# [What you need to do]
Every record should be written out exactly, please.

# [Entries from a dataset]
——————
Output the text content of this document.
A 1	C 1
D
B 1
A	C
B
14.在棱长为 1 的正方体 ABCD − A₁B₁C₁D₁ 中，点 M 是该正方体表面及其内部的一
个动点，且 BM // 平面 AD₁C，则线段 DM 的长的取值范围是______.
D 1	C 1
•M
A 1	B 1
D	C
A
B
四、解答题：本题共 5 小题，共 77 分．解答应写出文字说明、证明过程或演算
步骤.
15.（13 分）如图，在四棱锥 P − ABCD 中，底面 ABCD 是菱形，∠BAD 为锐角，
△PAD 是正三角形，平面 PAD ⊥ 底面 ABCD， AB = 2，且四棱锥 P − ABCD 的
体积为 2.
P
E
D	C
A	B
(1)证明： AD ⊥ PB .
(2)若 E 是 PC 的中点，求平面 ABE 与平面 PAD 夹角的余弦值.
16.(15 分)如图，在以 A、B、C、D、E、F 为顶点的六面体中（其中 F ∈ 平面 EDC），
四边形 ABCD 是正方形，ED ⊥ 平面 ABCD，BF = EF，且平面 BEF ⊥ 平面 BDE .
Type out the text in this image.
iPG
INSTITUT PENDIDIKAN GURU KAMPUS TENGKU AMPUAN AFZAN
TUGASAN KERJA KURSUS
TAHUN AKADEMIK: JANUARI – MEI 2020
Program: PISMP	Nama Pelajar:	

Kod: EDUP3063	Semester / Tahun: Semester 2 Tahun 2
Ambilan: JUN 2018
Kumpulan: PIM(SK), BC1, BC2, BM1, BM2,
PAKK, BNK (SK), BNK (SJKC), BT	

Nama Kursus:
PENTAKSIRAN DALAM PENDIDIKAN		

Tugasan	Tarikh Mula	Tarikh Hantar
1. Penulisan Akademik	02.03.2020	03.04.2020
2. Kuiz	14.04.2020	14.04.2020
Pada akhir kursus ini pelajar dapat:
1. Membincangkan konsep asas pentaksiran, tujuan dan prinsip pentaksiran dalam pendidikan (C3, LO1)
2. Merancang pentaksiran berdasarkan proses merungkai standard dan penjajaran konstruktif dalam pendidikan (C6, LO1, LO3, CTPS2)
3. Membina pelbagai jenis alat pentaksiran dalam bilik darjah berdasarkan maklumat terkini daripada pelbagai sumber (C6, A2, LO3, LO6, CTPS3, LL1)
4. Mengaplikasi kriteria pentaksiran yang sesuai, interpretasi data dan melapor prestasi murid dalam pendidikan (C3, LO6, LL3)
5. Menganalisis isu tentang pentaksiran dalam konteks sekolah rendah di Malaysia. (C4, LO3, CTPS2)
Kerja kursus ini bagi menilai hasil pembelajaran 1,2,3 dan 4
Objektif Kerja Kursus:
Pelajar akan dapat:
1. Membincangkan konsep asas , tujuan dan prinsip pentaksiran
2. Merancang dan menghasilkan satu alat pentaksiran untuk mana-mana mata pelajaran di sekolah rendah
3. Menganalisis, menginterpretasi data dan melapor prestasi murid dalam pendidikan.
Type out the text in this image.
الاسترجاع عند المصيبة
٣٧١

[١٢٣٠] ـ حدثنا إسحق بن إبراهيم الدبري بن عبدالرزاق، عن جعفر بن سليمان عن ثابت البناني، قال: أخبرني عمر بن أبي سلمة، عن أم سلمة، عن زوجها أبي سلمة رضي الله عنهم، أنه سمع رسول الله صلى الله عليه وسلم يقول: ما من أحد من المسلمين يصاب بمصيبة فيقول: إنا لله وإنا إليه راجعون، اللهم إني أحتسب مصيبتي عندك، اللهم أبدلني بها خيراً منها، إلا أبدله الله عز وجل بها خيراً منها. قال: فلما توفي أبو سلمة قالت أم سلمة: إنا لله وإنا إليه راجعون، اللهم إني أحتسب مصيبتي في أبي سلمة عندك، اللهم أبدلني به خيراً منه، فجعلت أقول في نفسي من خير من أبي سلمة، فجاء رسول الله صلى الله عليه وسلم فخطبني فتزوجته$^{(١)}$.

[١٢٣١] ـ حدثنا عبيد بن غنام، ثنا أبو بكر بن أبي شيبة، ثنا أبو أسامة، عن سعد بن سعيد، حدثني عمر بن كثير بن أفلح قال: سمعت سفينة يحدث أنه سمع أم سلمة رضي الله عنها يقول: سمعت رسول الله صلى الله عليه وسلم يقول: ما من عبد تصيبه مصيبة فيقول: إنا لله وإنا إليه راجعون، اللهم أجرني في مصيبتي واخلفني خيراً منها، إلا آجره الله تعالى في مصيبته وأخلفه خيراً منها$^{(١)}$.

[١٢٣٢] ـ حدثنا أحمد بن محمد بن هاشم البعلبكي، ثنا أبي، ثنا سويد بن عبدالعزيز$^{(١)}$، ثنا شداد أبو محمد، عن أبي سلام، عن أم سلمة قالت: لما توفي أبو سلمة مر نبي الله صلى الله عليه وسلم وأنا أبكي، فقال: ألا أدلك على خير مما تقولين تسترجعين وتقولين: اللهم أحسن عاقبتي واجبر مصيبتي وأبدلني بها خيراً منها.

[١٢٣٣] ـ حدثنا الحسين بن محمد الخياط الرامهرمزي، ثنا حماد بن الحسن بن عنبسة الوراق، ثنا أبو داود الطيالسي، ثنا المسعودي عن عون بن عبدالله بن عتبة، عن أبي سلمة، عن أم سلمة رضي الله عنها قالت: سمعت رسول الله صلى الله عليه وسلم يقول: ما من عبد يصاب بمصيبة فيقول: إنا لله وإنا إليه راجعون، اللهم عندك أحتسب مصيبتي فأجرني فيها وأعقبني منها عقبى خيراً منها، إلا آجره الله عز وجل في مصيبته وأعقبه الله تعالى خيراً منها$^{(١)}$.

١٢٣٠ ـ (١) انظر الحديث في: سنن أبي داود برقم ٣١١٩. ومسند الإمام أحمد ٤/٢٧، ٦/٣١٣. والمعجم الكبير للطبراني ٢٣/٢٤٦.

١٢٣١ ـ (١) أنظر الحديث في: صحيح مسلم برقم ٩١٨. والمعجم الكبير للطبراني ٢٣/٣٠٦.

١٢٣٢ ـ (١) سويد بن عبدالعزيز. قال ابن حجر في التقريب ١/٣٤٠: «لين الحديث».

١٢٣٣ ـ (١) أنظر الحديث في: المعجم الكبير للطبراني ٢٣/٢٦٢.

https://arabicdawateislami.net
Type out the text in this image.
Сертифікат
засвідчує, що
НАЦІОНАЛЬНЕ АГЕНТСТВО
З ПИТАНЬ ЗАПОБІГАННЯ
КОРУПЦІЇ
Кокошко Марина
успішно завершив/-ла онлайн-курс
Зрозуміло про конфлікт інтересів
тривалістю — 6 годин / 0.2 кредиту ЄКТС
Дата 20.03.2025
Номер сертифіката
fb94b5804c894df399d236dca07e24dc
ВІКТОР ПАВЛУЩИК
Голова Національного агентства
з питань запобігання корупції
——————
# [Answer to the problem]
Output the text content of this document.
A 1	C 1
D
B 1
A	C
B
14.在棱长为 1 的正方体 ABCD − A₁B₁C₁D₁ 中，点 M 是该正方体表面及其内部的一
个动点，且 BM // 平面 AD₁C，则线段 DM 的长的取值范围是______.
D 1	C 1
•M
A 1	B 1
D	C
A
B
四、解答题：本题共 5 小题，共 77 分．解答应写出文字说明、证明过程或演算
步骤.
15.（13 分）如图，在四棱锥 P − ABCD 中，底面 ABCD 是菱形，∠BAD 为锐角，
△PAD 是正三角形，平面 PAD ⊥ 底面 ABCD， AB = 2，且四棱锥 P − ABCD 的
体积为 2.
P
E
D	C
A	B
(1)证明： AD ⊥ PB .
(2)若 E 是 PC 的中点，求平面 ABE 与平面 PAD 夹角的余弦值.
16.(15 分)如图，在以 A、B、C、D、E、F 为顶点的六面体中（其中 F ∈ 平面 EDC），
四边形 ABCD 是正方形，ED ⊥ 平面 ABCD，BF = EF，且平面 BEF ⊥ 平面 BDE .
Type out the text in this image.
iPG
INSTITUT PENDIDIKAN GURU KAMPUS TENGKU AMPUAN AFZAN
TUGASAN KERJA KURSUS
TAHUN AKADEMIK: JANUARI – MEI 2020
Program: PISMP	Nama Pelajar:	

Kod: EDUP3063	Semester / Tahun: Semester 2 Tahun 2
Ambilan: JUN 2018
Kumpulan: PIM(SK), BC1, BC2, BM1, BM2,
PAKK, BNK (SK), BNK (SJKC), BT	

Nama Kursus:
PENTAKSIRAN DALAM PENDIDIKAN		

Tugasan	Tarikh Mula	Tarikh Hantar
1. Penulisan Akademik	02.03.2020	03.04.2020
2. Kuiz	14.04.2020	14.04.2020
Pada akhir kursus ini pelajar dapat:
1. Membincangkan konsep asas pentaksiran, tujuan dan prinsip pentaksiran dalam pendidikan (C3, LO1)
2. Merancang pentaksiran berdasarkan proses merungkai standard dan penjajaran konstruktif dalam pendidikan (C6, LO1, LO3, CTPS2)
3. Membina pelbagai jenis alat pentaksiran dalam bilik darjah berdasarkan maklumat terkini daripada pelbagai sumber (C6, A2, LO3, LO6, CTPS3, LL1)
4. Mengaplikasi kriteria pentaksiran yang sesuai, interpretasi data dan melapor prestasi murid dalam pendidikan (C3, LO6, LL3)
5. Menganalisis isu tentang pentaksiran dalam konteks sekolah rendah di Malaysia. (C4, LO3, CTPS2)
Kerja kursus ini bagi menilai hasil pembelajaran 1,2,3 dan 4
Objektif Kerja Kursus:
Pelajar akan dapat:
1. Membincangkan konsep asas , tujuan dan prinsip pentaksiran
2. Merancang dan menghasilkan satu alat pentaksiran untuk mana-mana mata pelajaran di sekolah rendah
3. Menganalisis, menginterpretasi data dan melapor prestasi murid dalam pendidikan.
Type out the text in this image.
الاسترجاع عند المصيبة
٣٧١

[١٢٣٠] ـ حدثنا إسحق بن إبراهيم الدبري بن عبدالرزاق، عن جعفر بن سليمان عن ثابت البناني، قال: أخبرني عمر بن أبي سلمة، عن أم سلمة، عن زوجها أبي سلمة رضي الله عنهم، أنه سمع رسول الله صلى الله عليه وسلم يقول: ما من أحد من المسلمين يصاب بمصيبة فيقول: إنا لله وإنا إليه راجعون، اللهم إني أحتسب مصيبتي عندك، اللهم أبدلني بها خيراً منها، إلا أبدله الله عز وجل بها خيراً منها. قال: فلما توفي أبو سلمة قالت أم سلمة: إنا لله وإنا إليه راجعون، اللهم إني أحتسب مصيبتي في أبي سلمة عندك، اللهم أبدلني به خيراً منه، فجعلت أقول في نفسي من خير من أبي سلمة، فجاء رسول الله صلى الله عليه وسلم فخطبني فتزوجته$^{(١)}$.

[١٢٣١] ـ حدثنا عبيد بن غنام، ثنا أبو بكر بن أبي شيبة، ثنا أبو أسامة، عن سعد بن سعيد، حدثني عمر بن كثير بن أفلح قال: سمعت سفينة يحدث أنه سمع أم سلمة رضي الله عنها يقول: سمعت رسول الله صلى الله عليه وسلم يقول: ما من عبد تصيبه مصيبة فيقول: إنا لله وإنا إليه راجعون، اللهم أجرني في مصيبتي واخلفني خيراً منها، إلا آجره الله تعالى في مصيبته وأخلفه خيراً منها$^{(١)}$.

[١٢٣٢] ـ حدثنا أحمد بن محمد بن هاشم البعلبكي، ثنا أبي، ثنا سويد بن عبدالعزيز$^{(١)}$، ثنا شداد أبو محمد، عن أبي سلام، عن أم سلمة قالت: لما توفي أبو سلمة مر نبي الله صلى الله عليه وسلم وأنا أبكي، فقال: ألا أدلك على خير مما تقولين تسترجعين وتقولين: اللهم أحسن عاقبتي واجبر مصيبتي وأبدلني بها خيراً منها.

[١٢٣٣] ـ حدثنا الحسين بن محمد الخياط الرامهرمزي، ثنا حماد بن الحسن بن عنبسة الوراق، ثنا أبو داود الطيالسي، ثنا المسعودي عن عون بن عبدالله بن عتبة، عن أبي سلمة، عن أم سلمة رضي الله عنها قالت: سمعت رسول الله صلى الله عليه وسلم يقول: ما من عبد يصاب بمصيبة فيقول: إنا لله وإنا إليه راجعون، اللهم عندك أحتسب مصيبتي فأجرني فيها وأعقبني منها عقبى خيراً منها، إلا آجره الله عز وجل في مصيبته وأعقبه الله تعالى خيراً منها$^{(١)}$.

١٢٣٠ ـ (١) انظر الحديث في: سنن أبي داود برقم ٣١١٩. ومسند الإمام أحمد ٤/٢٧، ٦/٣١٣. والمعجم الكبير للطبراني ٢٣/٢٤٦.

١٢٣١ ـ (١) أنظر الحديث في: صحيح مسلم برقم ٩١٨. والمعجم الكبير للطبراني ٢٣/٣٠٦.

١٢٣٢ ـ (١) سويد بن عبدالعزيز. قال ابن حجر في التقريب ١/٣٤٠: «لين الحديث».

١٢٣٣ ـ (١) أنظر الحديث في: المعجم الكبير للطبراني ٢٣/٢٦٢.

https://arabicdawateislami.net
Type out the text in this image.
Сертифікат
засвідчує, що
НАЦІОНАЛЬНЕ АГЕНТСТВО
З ПИТАНЬ ЗАПОБІГАННЯ
КОРУПЦІЇ
Кокошко Марина
успішно завершив/-ла онлайн-курс
Зрозуміло про конфлікт інтересів
тривалістю — 6 годин / 0.2 кредиту ЄКТС
Дата 20.03.2025
Номер сертифіката
fb94b5804c894df399d236dca07e24dc
ВІКТОР ПАВЛУЩИК
Голова Національного агентства
з питань запобігання корупції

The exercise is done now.